→ **REQUIREMENTS**: Output the entries word for word. Omit images.

→ **SUPPLIED RECORDS**:

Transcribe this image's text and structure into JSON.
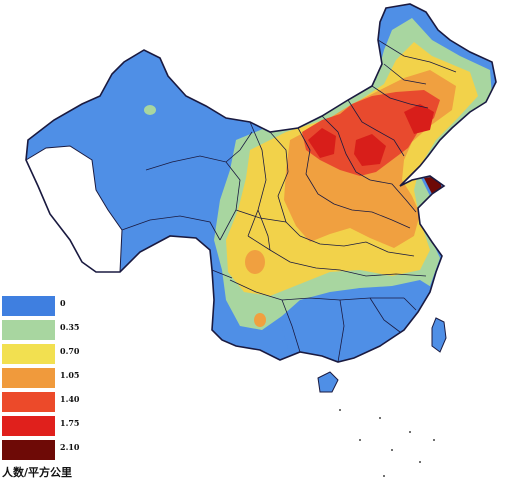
{
  "legend": {
    "items": [
      {
        "label": "0",
        "color": "#3f7fe0"
      },
      {
        "label": "0.35",
        "color": "#a8d6a0"
      },
      {
        "label": "0.70",
        "color": "#f2e050"
      },
      {
        "label": "1.05",
        "color": "#f09a3c"
      },
      {
        "label": "1.40",
        "color": "#ec4a2a"
      },
      {
        "label": "1.75",
        "color": "#e0201c"
      },
      {
        "label": "2.10",
        "color": "#6e0a06"
      }
    ],
    "unit": "人数/平方公里"
  },
  "colors": {
    "blue": "#4f8fe6",
    "green": "#a8d6a0",
    "yellow": "#f2d24a",
    "orange": "#f0a040",
    "red": "#e84a2e",
    "darkred": "#6e0a06",
    "border": "#1a1a40"
  }
}
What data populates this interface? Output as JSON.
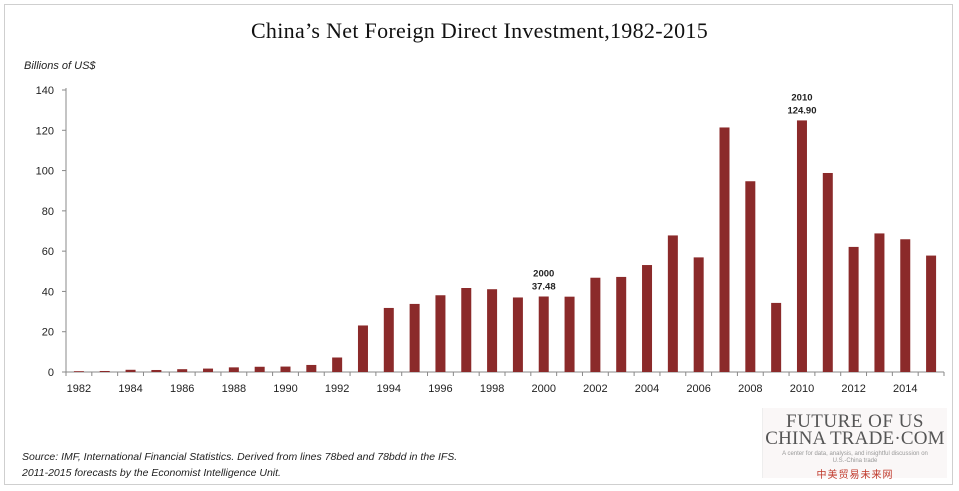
{
  "chart_data": {
    "type": "bar",
    "title": "China’s Net Foreign Direct Investment,1982-2015",
    "ylabel": "Billions of US$",
    "xlabel": "",
    "x": [
      1982,
      1983,
      1984,
      1985,
      1986,
      1987,
      1988,
      1989,
      1990,
      1991,
      1992,
      1993,
      1994,
      1995,
      1996,
      1997,
      1998,
      1999,
      2000,
      2001,
      2002,
      2003,
      2004,
      2005,
      2006,
      2007,
      2008,
      2009,
      2010,
      2011,
      2012,
      2013,
      2014,
      2015
    ],
    "values": [
      0.4,
      0.5,
      1.1,
      1.0,
      1.4,
      1.7,
      2.3,
      2.6,
      2.7,
      3.5,
      7.2,
      23.1,
      31.8,
      33.8,
      38.1,
      41.7,
      41.1,
      37.0,
      37.48,
      37.4,
      46.8,
      47.2,
      53.1,
      67.8,
      56.9,
      121.4,
      94.7,
      34.3,
      124.9,
      98.8,
      62.1,
      68.8,
      65.9,
      57.8
    ],
    "ylim": [
      0,
      140
    ],
    "yticks": [
      0,
      20,
      40,
      60,
      80,
      100,
      120,
      140
    ],
    "xtick_labels": [
      "1982",
      "1984",
      "1986",
      "1988",
      "1990",
      "1992",
      "1994",
      "1996",
      "1998",
      "2000",
      "2002",
      "2004",
      "2006",
      "2008",
      "2010",
      "2012",
      "2014"
    ],
    "bar_color": "#8b2a2a",
    "grid": false,
    "annotations": [
      {
        "year": "2000",
        "value": "37.48"
      },
      {
        "year": "2010",
        "value": "124.90"
      }
    ]
  },
  "source_line1": "Source: IMF, International Financial Statistics. Derived from lines 78bed and 78bdd in the IFS.",
  "source_line2": "2011-2015 forecasts by the Economist Intelligence Unit.",
  "logo": {
    "line1": "FUTURE OF US",
    "line2": "CHINA TRADE·COM",
    "tagline": "A center for data, analysis, and insightful discussion on U.S.-China trade",
    "chinese": "中美贸易未来网"
  }
}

→ **OUTPUT**:
Transcribe this image's text and structure into JSON.
{
  "legend": {
    "items": [
      {
        "label": "0",
        "color": "#3f7fe0"
      },
      {
        "label": "0.35",
        "color": "#a8d6a0"
      },
      {
        "label": "0.70",
        "color": "#f2e050"
      },
      {
        "label": "1.05",
        "color": "#f09a3c"
      },
      {
        "label": "1.40",
        "color": "#ec4a2a"
      },
      {
        "label": "1.75",
        "color": "#e0201c"
      },
      {
        "label": "2.10",
        "color": "#6e0a06"
      }
    ],
    "unit": "人数/平方公里"
  },
  "colors": {
    "blue": "#4f8fe6",
    "green": "#a8d6a0",
    "yellow": "#f2d24a",
    "orange": "#f0a040",
    "red": "#e84a2e",
    "darkred": "#6e0a06",
    "border": "#1a1a40"
  }
}
What data populates this interface? Output as JSON.
{
  "chart_data": {
    "type": "bar",
    "title": "China’s Net Foreign Direct Investment,1982-2015",
    "ylabel": "Billions of US$",
    "xlabel": "",
    "x": [
      1982,
      1983,
      1984,
      1985,
      1986,
      1987,
      1988,
      1989,
      1990,
      1991,
      1992,
      1993,
      1994,
      1995,
      1996,
      1997,
      1998,
      1999,
      2000,
      2001,
      2002,
      2003,
      2004,
      2005,
      2006,
      2007,
      2008,
      2009,
      2010,
      2011,
      2012,
      2013,
      2014,
      2015
    ],
    "values": [
      0.4,
      0.5,
      1.1,
      1.0,
      1.4,
      1.7,
      2.3,
      2.6,
      2.7,
      3.5,
      7.2,
      23.1,
      31.8,
      33.8,
      38.1,
      41.7,
      41.1,
      37.0,
      37.48,
      37.4,
      46.8,
      47.2,
      53.1,
      67.8,
      56.9,
      121.4,
      94.7,
      34.3,
      124.9,
      98.8,
      62.1,
      68.8,
      65.9,
      57.8
    ],
    "ylim": [
      0,
      140
    ],
    "yticks": [
      0,
      20,
      40,
      60,
      80,
      100,
      120,
      140
    ],
    "xtick_labels": [
      "1982",
      "1984",
      "1986",
      "1988",
      "1990",
      "1992",
      "1994",
      "1996",
      "1998",
      "2000",
      "2002",
      "2004",
      "2006",
      "2008",
      "2010",
      "2012",
      "2014"
    ],
    "bar_color": "#8b2a2a",
    "grid": false,
    "annotations": [
      {
        "year": "2000",
        "value": "37.48"
      },
      {
        "year": "2010",
        "value": "124.90"
      }
    ]
  },
  "source_line1": "Source: IMF, International Financial Statistics. Derived from lines 78bed and 78bdd in the IFS.",
  "source_line2": "2011-2015 forecasts by the Economist Intelligence Unit.",
  "logo": {
    "line1": "FUTURE OF US",
    "line2": "CHINA TRADE·COM",
    "tagline": "A center for data, analysis, and insightful discussion on U.S.-China trade",
    "chinese": "中美贸易未来网"
  }
}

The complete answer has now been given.